■ Reading passage:
============================================================

Sleeping between 1e-2 and 1e-6s

I noticed that ruby uses a different way to sleep with values >1e-6s.
I added my observations below. My question is now: what is the suggested
way to sleep e.g. 0.001s?
10000.times { sleep(0.0000001) }? Cant’ really be it, no? :slight_smile:

The results:
$ ruby sleeper.rb
100x sleeping 0.01000000s: 0.01003044s per sleep, runtime: 1.00304s
100x sleeping 0.00100000s: 0.01006163s per sleep, runtime: 1.00616s
100x sleeping 0.00010000s: 0.01007538s per sleep, runtime: 1.00754s
100x sleeping 0.00001000s: 0.01011209s per sleep, runtime: 1.01121s
100x sleeping 0.00000100s: 0.01008325s per sleep, runtime: 1.00832s
100x sleeping 0.00000010s: 0.00001131s per sleep, runtime: 0.00113s
100x sleeping 0.00000001s: 0.00000986s per sleep, runtime: 0.00099s

The sleeper.rb file:
#!/usr/bin/ruby

def bench(n=1, &b)
start = Time.now
n.to_i.times(&b)
Time.now-start
end

[0.01, 0.001, 0.0001, 0.00001, 0.000001, 0.0000001, 0.00000001].each {
|s|
r = bench(100) { sleep(s) }
printf “100x sleeping %.8fs: %.8fs per sleep, runtime: %.5fs\n”, s,
r/100, r
}

Regards
Stefan

On Tue, Jun 05, 2007 at 12:57:30AM +0900, Stefan R. wrote:

I noticed that ruby uses a different way to sleep with values >1e-6s.

============================================================

■ Source information:
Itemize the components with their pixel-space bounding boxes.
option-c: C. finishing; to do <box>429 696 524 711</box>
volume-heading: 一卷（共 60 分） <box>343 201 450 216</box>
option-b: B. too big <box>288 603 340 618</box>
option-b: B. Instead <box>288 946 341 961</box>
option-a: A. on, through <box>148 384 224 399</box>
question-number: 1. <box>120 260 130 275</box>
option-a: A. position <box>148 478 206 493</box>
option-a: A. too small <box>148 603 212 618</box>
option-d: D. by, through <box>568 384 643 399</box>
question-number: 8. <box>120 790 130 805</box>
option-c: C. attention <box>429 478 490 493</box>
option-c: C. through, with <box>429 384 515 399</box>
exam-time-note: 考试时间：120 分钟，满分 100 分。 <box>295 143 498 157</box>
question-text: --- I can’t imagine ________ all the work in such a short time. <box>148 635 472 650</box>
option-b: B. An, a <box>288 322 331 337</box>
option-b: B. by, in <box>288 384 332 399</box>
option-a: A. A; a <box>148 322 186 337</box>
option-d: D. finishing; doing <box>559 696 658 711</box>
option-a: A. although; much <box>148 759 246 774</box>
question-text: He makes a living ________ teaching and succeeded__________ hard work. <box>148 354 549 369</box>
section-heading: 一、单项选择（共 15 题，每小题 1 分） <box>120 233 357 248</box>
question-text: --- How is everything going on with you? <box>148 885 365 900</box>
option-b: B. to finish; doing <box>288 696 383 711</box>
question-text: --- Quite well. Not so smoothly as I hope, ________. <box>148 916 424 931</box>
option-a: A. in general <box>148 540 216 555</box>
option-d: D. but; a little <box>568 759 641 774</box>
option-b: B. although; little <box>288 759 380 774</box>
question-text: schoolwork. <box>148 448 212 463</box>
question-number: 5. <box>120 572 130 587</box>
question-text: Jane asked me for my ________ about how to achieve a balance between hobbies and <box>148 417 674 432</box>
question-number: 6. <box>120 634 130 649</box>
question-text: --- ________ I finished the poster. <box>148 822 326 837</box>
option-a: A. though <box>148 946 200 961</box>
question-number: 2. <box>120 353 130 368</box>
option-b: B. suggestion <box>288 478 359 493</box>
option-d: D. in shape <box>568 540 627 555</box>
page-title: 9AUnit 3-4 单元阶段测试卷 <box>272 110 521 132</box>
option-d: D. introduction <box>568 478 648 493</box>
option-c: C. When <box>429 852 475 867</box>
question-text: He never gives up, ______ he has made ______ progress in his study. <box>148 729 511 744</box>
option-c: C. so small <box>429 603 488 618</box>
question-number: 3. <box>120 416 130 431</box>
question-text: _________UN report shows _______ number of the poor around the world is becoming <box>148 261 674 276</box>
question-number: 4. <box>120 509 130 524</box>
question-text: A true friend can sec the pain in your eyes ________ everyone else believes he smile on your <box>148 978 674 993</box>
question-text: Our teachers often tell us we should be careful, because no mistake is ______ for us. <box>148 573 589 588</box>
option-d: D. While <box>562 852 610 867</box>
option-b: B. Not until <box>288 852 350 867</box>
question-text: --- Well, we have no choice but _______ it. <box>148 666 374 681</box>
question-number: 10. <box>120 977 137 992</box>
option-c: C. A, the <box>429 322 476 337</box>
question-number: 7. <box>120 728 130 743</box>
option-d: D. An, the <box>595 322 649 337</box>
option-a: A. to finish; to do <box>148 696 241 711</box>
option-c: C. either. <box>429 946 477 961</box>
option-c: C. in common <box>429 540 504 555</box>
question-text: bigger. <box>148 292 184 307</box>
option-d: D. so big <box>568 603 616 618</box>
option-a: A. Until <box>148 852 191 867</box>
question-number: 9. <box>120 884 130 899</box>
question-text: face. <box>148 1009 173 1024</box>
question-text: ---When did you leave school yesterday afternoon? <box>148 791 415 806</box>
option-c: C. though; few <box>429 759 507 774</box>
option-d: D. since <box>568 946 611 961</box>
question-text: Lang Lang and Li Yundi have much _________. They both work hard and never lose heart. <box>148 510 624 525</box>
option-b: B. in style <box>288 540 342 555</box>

============================================================

■ Work request 1:
Summarize the post on short sleep times in Ruby in two sentences.
■ Work request 2:
Answer these questions from the post on short sleep times in Ruby:
(a) What is the name of the file that produced the results?
(b) What runtime was reported for 100 sleeps of 0.01000000s?
(c) How many times does the script sleep for each value?
■ Work request 3:
Repeat the stretch of the post on short sleep times in Ruby from "Sleeping between 1e-2" through "sleep e.g. 0.001s?".

■ Problem solution 1:
Stefan noticed that Ruby sleeps differently for values above 1e-6s and asks what the suggested way is to sleep for something like 0.001s. His sleeper.rb script times 100 sleeps per value: every requested sleep from 0.01s down to 0.000001s took about 0.01s each, while 0.0000001s and 0.00000001s took only about 0.00001s each.

■ Problem solution 2:
(a) sleeper.rb
(b) 1.00304s
(c) 100 times

■ Problem solution 3:
Sleeping between 1e-2 and 1e-6s

I noticed that ruby uses a different way to sleep with values >1e-6s.
I added my observations below. My question is now: what is the suggested
way to sleep e.g. 0.001s?